▶ [Запрос 1] Где, согласно отрывку о мифе о Сиренах, восседают Сирены в диалоге Платона «Государство»?
▶ [Запрос 2] Продолжите отрывок о мифе о Сиренах, начав сразу после его последнего предложения.

Читатель может, конечно, задаться вопросом: неужели построения подобного рода, для позднейших исторических этапов довольно типичные, могли быть известны «уже» Гомеру? В ответ на этот предполагаемый вопрос напомним, что принятая дата создания гомеровского эпоса – VIII в. до н. э., но сюжет с Сиренами, в том виде, в каком он предстает перед нами, мог появиться (что, скорее всего, и имело место) значительно позже; знаменитый же философ Платон, давший детальное описание общества, основанного на вышеуказанных принципах, жил в V – IV вв. до н. э., причем считать его «одиноким безумцем» нет решительно никаких оснований. Подобные идеи тогда уже не только правили умами, но и получали вполне осязаемое воплощение, – в Индии, к примеру, именно в эту эпоху стремительно набирал силу буддизм, то есть идеология, основанная как раз на тех самых принципах, что описывает миф о Сиренах. Не надо, по-видимому, особо доказывать, что эта новая идеология не могла занять ведущие позиции «в один день» и что этому неизбежно должен был предшествовать долгий, можно сказать, даже «многовековой» подготовительный процесс.

Впрочем, данная тема выходит за рамки нашего исследования; здесь мы отметим только, что образ Сирен присутствует и у Платона. В диалоге «Государство» они изображены восседающими на кругах веретена Ананке – богини космической необходимости, которая является у Платона точным олицетворением понятия, вошедшего в обиход под индийским термином «karma». Пение Сирен, таким образом, есть не что иное, как мелодическое выражение закона кармы.

Разумеется, платоновский образ Сирен выглядит более «возвышенно», чем тот, что являет нам «Одиссея», – и это вполне естественно, поскольку ни себя, ни свою аудиторию Платон отнюдь не относил к тем, у кого «уши залеплены воском». Однако негативное отношение к Сиренам никоим образом не отменяется: Сирены, как мы видим, выражают идею движущегося космоса, тогда как цель «посвященного», «истинного философа» заключается в том, чтобы выйти за его пределы к «подлинному 6ытию» – статичной, бесформенной, бесцветной и, по нашему глубокому убеждению, совершенно пустой абстракции, – которая, в силу еще не изученных законов человеческой психики, не раз на протяжении истории провозглашалась в качестве конечной цели мирового движения.

По поводу образа Сирен следует сделать одно довольно существенное, на наш взгляд, дополнение. В последнее время весьма широкое распространение получила концепция так называемых «архетипов», введенная в обиход швейцарским психиатром К.-Г. Юнгом. Согласно этой концепции, «мир сна» не является «чистым порождением» индивидуального сознания, а подчиняется определенным закономерностям, имеющим вполне универсальный характер. Иными словами, «мир сна» в некотором отношении не менее «объективен», чем «мир яви»; его законы можно игнорировать или интерпретировать неверно, – но и последствия в этом случае будут те же, что при игнорировании или неверном интерпретировании законов «реального мира».

▶ [Сохранённые данные]

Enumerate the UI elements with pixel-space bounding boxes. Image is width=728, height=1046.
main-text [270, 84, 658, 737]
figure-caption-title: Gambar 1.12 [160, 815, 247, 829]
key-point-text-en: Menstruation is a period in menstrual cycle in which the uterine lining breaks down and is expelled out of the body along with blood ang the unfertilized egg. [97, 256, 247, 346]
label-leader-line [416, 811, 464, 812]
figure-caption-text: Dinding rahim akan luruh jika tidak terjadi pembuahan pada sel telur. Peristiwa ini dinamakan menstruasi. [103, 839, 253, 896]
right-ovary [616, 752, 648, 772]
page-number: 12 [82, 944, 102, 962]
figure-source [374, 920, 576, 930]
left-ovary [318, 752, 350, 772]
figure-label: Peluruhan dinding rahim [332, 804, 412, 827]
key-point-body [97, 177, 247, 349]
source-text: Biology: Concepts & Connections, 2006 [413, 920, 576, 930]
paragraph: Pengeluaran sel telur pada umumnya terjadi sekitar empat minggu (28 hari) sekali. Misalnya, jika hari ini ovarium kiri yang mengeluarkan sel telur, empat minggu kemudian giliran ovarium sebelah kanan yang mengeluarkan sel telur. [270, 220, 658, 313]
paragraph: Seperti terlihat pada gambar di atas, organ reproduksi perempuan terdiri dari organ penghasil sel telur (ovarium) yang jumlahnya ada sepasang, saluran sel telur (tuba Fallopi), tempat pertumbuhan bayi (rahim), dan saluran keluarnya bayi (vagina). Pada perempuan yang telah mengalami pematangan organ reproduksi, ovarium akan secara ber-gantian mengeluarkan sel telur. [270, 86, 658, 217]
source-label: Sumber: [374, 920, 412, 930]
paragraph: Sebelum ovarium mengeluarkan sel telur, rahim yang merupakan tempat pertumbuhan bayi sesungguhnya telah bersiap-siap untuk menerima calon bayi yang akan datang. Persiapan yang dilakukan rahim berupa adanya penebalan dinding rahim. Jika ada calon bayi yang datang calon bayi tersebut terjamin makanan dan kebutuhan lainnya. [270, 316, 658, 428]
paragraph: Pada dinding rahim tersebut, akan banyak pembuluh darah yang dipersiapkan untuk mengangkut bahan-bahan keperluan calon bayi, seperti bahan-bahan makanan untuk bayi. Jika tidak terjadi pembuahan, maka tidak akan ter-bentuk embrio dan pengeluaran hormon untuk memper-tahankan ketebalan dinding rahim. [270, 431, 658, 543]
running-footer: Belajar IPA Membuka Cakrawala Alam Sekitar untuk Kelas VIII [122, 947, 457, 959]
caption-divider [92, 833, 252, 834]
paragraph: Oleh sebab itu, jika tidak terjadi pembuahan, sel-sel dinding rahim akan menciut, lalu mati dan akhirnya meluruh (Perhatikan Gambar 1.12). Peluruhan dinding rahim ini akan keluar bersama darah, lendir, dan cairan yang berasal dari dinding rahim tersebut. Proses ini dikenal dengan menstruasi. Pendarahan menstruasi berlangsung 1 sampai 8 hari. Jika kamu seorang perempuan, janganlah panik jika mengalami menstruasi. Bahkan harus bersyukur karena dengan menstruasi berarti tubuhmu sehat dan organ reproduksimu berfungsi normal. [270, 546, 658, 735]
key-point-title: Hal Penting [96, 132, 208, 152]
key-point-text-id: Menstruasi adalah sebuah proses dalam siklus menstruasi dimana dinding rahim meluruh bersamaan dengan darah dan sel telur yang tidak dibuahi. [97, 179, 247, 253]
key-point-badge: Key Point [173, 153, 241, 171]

--

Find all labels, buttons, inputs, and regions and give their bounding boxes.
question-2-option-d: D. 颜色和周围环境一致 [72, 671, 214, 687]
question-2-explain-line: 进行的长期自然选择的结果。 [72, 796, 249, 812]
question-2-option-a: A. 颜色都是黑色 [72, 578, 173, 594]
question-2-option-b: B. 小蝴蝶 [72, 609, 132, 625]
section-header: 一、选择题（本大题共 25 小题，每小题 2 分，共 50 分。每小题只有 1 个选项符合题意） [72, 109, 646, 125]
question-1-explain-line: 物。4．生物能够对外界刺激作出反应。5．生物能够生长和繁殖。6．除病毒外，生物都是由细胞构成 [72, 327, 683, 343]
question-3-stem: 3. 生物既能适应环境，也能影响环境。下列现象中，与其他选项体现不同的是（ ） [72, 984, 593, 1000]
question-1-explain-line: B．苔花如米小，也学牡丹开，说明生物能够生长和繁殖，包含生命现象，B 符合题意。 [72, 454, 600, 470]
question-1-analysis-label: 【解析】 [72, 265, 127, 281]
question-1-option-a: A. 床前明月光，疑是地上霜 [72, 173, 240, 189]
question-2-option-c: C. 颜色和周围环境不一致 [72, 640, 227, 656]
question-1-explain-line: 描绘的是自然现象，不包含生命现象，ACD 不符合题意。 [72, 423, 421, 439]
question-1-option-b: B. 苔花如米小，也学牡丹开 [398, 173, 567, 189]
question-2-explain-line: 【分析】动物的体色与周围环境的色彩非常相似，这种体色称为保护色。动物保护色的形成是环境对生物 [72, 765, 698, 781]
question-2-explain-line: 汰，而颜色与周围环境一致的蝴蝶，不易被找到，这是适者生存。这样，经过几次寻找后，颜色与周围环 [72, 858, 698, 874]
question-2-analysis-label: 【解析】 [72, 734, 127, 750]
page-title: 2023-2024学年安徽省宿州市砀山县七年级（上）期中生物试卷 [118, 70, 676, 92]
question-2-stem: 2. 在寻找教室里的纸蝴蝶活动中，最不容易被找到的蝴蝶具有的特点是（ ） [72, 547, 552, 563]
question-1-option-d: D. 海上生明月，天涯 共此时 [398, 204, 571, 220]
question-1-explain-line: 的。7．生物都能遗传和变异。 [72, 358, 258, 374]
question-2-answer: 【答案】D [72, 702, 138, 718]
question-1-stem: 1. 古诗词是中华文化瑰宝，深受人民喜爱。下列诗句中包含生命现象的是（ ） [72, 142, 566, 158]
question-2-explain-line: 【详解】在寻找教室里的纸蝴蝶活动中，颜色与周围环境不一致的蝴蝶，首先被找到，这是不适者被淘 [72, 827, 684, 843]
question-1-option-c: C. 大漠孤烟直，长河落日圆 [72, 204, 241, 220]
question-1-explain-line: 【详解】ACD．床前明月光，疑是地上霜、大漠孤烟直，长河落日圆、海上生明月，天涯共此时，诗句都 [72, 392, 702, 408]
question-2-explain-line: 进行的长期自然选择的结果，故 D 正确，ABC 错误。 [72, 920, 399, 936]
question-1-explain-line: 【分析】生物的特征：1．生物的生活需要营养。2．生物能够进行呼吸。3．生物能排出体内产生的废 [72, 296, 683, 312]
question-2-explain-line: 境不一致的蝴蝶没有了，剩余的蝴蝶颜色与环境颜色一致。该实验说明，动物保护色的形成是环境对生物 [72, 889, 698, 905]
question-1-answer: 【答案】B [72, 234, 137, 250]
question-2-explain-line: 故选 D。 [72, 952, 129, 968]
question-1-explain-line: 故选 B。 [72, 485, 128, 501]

▶ [Результат задания 1] На кругах веретена Ананке — богини космической необходимости.

▶ [Результат задания 2]
Другим наблюдением К.-Г. Юнга, имеющим практическое значение, является то, что закономерности «мира сна» в целом совпадают с закономерностями, действующими в сфере мифологии. Отсюда напрашивается естественный вывод: если непонимание «законов сна» может привести в конечном счете к «индивидуальной катастрофе», то непонимание законов мифологии может, следуя той же логике, привести к катастрофам уже гораздо большего масштаба – этнического и т. п.

В этом смысле представляет большой интерес изучение новой европейской литературы: поскольку литература как явление не способна в принципе выйти за пределы «архетипического пространства», реальность, с которой приходится иметь дело литературе европейской, едва ли хоть сколько-нибудь существенно изменилась со времен Гомера. Изменилось другое – отношение к этой реальности и уровень ее понимания. Это изменение (отнюдь не в лучшую, как нам представляется, сторону) имеет вполне конкретные практические результаты, рассмотрение которых, однако, выходит далеко за рамки нашей работы. Здесь мы остановимся только на одной (зато вполне стандартной для европейской культуры) ситуации, весьма верно – пусть и в индивидуальном преломлении – отражающей общее положение вещей, – на жизни английского поэта Сэмюэла Тэйлора Колриджа, творчество которого, по сути, являлось попыткой ответа на один-единственный «архетипический вызов». Под последним, как читатель, возможно, уже догадался, мы имеем в виду именно мифологему Сирен.

Сэмюэл Колридж произвел довольно сильное впечатление на современников, – правда, не столько своими свершениями, сколько возможностью таковых. Оценки его творчества были, как правило, весьма высоки, но всегда давались в условном наклонении, – в том духе, что, «напиши Колридж чуть больше, он непременно стал бы лучшим английским поэтом» и т. п.; реально же оценивать было практически нечего, поскольку Колридж практически ничего не написал. Вся его поэтическая репутация основывается на одной небольшой поэме, одном фрагменте и Начале другой поэмы, не доведенной даже до середины. А поскольку Колридж прожил не такую уж короткую жизнь, представить, что личная драма его как несостоявшегося писателя была довольно серьезна. Впрочем, это, как мы уже говорили выше, вполне стандартная для новоевропейской литературы ситуация: можно сказать, что вся она «подавала большие надежды», которые, к сожалению, «не оправдались» (по крайней мере, до сих пор), – как, добавим, не наблюдаем мы никаких видимых оправданий и для существования всей европейской культуры в ее нынешнем «формате». Однако тут речь идет уже о «фарсе», тогда как нас пока интересует «трагедия», – хотя для данного случая последнее слово не совсем уместно, поскольку причина «пафоса» заключается здесь не столько в «непреодолимых законах рока», сколько в элементарной косности ума.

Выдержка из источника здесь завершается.